→ **Instructions to follow**
Copy out the line containing "Output a JSON" and each line after it, through the last one in the material, exactly as written.

### Data for processing

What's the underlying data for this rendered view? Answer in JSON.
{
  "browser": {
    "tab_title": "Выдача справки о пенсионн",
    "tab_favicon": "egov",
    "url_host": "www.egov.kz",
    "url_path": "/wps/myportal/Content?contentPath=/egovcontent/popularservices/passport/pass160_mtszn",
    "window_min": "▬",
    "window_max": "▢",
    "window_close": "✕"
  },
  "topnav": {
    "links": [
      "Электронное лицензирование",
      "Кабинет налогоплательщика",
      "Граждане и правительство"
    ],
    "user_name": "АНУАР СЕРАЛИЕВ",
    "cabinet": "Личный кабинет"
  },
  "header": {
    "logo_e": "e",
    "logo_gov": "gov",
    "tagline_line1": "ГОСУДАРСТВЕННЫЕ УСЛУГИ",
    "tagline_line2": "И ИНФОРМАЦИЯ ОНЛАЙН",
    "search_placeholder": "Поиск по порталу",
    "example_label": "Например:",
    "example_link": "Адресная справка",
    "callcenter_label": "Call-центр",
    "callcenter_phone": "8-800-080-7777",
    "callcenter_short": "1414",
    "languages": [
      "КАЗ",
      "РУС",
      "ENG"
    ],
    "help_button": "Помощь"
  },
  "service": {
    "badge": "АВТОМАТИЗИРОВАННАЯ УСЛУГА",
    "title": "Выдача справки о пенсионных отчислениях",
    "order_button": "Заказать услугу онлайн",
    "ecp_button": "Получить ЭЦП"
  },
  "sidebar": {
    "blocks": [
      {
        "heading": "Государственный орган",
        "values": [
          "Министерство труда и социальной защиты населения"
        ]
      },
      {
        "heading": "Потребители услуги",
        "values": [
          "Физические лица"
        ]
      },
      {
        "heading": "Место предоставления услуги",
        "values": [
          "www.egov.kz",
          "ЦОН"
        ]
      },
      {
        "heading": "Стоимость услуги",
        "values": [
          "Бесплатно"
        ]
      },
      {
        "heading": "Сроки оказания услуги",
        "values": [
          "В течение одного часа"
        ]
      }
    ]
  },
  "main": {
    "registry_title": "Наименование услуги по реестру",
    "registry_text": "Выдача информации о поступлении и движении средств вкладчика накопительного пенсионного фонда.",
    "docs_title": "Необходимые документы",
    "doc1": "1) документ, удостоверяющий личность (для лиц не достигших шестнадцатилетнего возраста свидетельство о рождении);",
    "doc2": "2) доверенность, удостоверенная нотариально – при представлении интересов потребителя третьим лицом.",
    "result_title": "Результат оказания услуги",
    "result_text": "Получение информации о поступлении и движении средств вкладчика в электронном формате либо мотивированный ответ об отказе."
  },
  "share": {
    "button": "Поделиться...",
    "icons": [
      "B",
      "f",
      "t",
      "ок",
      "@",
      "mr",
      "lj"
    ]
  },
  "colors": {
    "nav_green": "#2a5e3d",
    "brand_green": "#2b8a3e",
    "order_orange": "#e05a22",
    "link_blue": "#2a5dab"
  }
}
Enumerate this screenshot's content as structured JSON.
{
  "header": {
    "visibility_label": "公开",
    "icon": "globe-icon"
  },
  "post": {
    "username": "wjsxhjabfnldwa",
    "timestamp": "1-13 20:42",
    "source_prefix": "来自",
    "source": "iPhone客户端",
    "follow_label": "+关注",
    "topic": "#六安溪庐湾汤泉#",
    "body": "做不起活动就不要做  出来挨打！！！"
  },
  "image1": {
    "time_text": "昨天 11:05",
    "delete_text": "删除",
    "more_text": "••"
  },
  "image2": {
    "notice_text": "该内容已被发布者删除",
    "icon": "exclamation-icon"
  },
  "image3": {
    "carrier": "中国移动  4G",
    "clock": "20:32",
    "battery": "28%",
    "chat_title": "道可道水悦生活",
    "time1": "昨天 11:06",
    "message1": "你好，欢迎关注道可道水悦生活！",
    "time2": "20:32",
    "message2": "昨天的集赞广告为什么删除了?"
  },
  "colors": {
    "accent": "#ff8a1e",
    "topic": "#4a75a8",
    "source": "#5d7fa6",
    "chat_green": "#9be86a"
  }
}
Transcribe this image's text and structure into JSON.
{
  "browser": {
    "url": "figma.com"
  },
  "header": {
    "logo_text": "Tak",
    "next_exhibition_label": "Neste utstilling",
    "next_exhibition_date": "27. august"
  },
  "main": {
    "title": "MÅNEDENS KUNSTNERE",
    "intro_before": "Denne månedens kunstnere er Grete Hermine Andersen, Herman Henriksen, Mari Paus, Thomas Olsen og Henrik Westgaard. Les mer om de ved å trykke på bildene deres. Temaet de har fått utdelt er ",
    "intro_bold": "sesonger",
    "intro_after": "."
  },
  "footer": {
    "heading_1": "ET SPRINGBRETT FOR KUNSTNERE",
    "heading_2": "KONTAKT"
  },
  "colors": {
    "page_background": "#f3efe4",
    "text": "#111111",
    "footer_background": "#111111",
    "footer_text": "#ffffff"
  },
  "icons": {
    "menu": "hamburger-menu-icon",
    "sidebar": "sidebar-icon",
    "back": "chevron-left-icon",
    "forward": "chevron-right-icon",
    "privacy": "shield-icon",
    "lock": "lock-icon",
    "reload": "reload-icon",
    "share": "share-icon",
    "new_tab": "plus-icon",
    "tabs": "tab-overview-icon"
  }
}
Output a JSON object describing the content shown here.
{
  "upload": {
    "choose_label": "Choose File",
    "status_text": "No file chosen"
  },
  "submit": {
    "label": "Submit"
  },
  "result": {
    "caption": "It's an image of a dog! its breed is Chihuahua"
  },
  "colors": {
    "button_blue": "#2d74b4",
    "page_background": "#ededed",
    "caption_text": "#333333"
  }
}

######

→ **Result below**
Output a JSON object describing the content shown here.
{
  "upload": {
    "choose_label": "Choose File",
    "status_text": "No file chosen"
  },
  "submit": {
    "label": "Submit"
  },
  "result": {
    "caption": "It's an image of a dog! its breed is Chihuahua"
  },
  "colors": {
    "button_blue": "#2d74b4",
    "page_background": "#ededed",
    "caption_text": "#333333"
  }
}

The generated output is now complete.